• **Stated task**:
Look for the string "screenshot" and copy every line that has it.

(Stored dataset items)
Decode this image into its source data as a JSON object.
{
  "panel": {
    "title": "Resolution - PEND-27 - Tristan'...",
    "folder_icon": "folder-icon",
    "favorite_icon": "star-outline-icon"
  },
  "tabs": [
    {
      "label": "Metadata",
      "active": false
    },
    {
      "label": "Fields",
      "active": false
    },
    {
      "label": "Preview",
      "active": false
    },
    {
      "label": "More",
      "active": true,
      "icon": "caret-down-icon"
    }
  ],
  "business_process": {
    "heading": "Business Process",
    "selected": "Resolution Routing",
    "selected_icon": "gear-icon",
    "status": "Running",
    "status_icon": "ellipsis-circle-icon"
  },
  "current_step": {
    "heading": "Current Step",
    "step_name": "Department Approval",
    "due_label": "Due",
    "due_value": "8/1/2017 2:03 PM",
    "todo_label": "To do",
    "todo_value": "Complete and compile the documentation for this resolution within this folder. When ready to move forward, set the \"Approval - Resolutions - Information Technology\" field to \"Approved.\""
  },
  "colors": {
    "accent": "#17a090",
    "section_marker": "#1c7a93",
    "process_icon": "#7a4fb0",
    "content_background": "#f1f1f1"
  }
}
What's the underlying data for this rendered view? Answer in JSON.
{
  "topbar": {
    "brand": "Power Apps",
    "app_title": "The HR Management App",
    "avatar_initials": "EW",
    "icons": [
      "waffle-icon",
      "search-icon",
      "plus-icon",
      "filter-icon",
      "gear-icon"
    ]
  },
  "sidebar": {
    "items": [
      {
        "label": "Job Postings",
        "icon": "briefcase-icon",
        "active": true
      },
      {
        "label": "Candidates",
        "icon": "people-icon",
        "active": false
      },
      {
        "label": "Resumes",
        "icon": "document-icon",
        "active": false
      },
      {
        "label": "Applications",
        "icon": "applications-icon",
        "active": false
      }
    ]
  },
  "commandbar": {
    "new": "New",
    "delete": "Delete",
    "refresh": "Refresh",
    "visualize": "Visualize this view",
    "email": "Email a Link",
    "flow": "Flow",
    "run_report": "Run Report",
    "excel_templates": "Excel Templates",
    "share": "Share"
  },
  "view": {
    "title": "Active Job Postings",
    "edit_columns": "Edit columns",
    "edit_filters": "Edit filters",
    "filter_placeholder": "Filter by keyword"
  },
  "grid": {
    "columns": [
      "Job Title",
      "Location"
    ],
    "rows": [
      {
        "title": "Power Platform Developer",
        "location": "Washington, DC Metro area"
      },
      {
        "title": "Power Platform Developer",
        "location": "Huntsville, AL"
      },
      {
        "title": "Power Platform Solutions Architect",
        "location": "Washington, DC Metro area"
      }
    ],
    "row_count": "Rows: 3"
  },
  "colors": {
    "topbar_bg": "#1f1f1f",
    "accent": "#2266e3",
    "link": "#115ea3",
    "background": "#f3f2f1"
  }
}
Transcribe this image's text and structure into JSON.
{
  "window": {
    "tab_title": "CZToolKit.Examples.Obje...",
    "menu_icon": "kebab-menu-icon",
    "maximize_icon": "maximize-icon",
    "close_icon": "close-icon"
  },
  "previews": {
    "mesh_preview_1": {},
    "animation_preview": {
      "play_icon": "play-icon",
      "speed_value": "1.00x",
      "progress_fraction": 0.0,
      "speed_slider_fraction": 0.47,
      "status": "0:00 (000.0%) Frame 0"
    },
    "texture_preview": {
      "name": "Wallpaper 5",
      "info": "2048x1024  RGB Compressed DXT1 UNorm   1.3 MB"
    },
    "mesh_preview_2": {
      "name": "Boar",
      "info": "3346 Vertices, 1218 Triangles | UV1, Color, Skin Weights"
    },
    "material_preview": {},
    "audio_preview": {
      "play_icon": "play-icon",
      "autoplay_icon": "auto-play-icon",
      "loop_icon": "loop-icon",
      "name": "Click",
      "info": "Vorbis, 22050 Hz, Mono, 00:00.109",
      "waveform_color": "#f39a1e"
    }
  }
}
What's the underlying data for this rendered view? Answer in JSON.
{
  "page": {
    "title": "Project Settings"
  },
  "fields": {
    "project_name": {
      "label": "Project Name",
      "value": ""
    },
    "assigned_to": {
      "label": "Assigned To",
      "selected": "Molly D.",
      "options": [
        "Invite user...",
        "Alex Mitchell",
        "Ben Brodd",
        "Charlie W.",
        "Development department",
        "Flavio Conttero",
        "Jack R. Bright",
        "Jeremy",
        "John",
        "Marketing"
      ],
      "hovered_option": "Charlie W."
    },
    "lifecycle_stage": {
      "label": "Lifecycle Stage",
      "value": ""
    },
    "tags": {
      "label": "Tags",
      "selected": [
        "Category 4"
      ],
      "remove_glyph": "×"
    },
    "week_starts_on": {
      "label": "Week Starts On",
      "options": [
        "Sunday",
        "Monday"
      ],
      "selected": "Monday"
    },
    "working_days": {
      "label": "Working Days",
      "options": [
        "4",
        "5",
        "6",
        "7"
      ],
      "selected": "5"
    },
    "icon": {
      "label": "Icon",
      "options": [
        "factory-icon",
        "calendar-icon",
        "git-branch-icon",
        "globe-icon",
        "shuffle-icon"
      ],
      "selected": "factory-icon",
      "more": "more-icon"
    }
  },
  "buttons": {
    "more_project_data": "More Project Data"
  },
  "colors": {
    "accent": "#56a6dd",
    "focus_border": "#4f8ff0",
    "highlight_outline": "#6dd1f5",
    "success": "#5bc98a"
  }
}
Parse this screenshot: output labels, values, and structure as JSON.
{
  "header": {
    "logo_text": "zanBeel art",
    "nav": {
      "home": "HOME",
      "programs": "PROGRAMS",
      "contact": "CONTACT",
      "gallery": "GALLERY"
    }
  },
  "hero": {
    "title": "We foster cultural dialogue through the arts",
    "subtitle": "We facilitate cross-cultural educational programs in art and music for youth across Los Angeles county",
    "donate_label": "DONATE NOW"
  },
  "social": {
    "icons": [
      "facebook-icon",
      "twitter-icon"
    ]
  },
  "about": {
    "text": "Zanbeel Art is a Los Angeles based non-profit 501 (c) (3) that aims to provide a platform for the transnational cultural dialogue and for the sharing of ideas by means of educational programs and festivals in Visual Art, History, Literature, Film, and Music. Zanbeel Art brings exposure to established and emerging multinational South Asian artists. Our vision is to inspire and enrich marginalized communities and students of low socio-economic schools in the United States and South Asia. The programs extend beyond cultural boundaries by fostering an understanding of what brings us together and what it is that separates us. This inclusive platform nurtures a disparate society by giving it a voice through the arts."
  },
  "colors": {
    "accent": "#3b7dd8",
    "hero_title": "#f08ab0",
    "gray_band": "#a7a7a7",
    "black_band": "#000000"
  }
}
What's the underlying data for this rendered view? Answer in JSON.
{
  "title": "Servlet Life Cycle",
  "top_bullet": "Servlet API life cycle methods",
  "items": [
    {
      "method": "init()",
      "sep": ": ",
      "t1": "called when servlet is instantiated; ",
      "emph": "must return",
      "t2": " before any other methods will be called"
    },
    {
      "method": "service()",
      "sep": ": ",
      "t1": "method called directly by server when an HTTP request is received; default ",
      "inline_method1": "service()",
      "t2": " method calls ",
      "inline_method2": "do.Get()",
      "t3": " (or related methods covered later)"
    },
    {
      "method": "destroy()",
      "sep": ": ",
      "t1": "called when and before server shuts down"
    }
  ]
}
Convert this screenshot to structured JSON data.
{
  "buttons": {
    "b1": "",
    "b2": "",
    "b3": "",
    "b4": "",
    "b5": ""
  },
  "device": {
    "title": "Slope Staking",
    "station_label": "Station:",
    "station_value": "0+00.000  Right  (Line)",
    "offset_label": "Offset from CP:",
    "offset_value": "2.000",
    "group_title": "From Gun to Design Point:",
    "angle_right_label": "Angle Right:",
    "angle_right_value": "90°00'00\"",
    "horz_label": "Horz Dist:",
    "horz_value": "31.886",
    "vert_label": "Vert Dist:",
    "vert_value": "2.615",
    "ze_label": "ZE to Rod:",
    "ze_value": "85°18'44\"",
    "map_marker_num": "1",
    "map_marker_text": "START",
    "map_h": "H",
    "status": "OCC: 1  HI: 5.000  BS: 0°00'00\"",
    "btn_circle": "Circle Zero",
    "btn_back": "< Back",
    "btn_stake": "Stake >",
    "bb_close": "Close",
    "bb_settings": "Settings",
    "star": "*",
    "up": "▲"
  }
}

• **Written response**:
Parse this screenshot: output labels, values, and structure as JSON.
Convert this screenshot to structured JSON data.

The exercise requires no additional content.